* [Requirement]:
Look through the material below. Copy each line that contains the string "thẳng".
=== Data lines ===
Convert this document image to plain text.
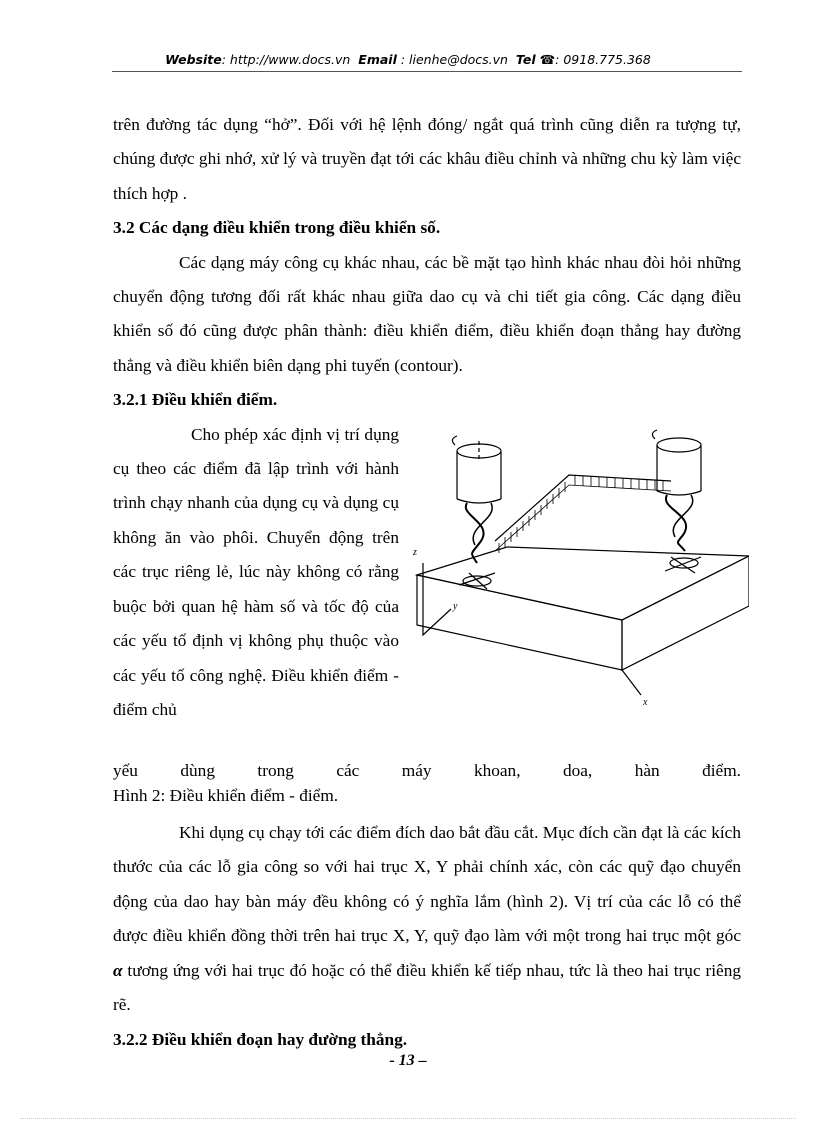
Website: http://www.docs.vn Email : lienhe@docs.vn Tel ☎: 0918.775.368

trên đường tác dụng “hở”. Đối với hệ lệnh đóng/ ngắt quá trình cũng diễn ra tượng tự, chúng được ghi nhớ, xử lý và truyền đạt tới các khâu điều chỉnh và những chu kỳ làm việc thích hợp .

3.2 Các dạng điều khiển trong điều khiển số.

Các dạng máy công cụ khác nhau, các bề mặt tạo hình khác nhau đòi hỏi những chuyển động tương đối rất khác nhau giữa dao cụ và chi tiết gia công. Các dạng điều khiển số đó cũng được phân thành: điều khiển điểm, điều khiển đoạn thẳng hay đường thẳng và điều khiển biên dạng phi tuyến (contour).

3.2.1 Điều khiển điểm.

Cho phép xác định vị trí dụng cụ theo các điểm đã lập trình với hành trình chạy nhanh của dụng cụ và dụng cụ không ăn vào phôi. Chuyển động trên các trục riêng lẻ, lúc này không có rằng buộc bởi quan hệ hàm số và tốc độ của các yếu tố định vị không phụ thuộc vào các yếu tố công nghệ. Điều khiển điểm - điểm chủ

z
y
x
yếu dùng trong các máy khoan, doa, hàn điểm.

Hình 2: Điều khiển điểm - điểm.

Khi dụng cụ chạy tới các điểm đích dao bắt đầu cắt. Mục đích cần đạt là các kích thước của các lỗ gia công so với hai trục X, Y phải chính xác, còn các quỹ đạo chuyển động của dao hay bàn máy đều không có ý nghĩa lắm (hình 2). Vị trí của các lỗ có thể được điều khiển đồng thời trên hai trục X, Y, quỹ đạo làm với một trong hai trục một góc α tương ứng với hai trục đó hoặc có thể điều khiển kế tiếp nhau, tức là theo hai trục riêng rẽ.

3.2.2 Điều khiển đoạn hay đường thẳng.
- 13 –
===
* [Solution below]:
Các dạng máy công cụ khác nhau, các bề mặt tạo hình khác nhau đòi hỏi những chuyển động tương đối rất khác nhau giữa dao cụ và chi tiết gia công. Các dạng điều khiển số đó cũng được phân thành: điều khiển điểm, điều khiển đoạn thẳng hay đường thẳng và điều khiển biên dạng phi tuyến (contour).
3.2.2 Điều khiển đoạn hay đường thẳng.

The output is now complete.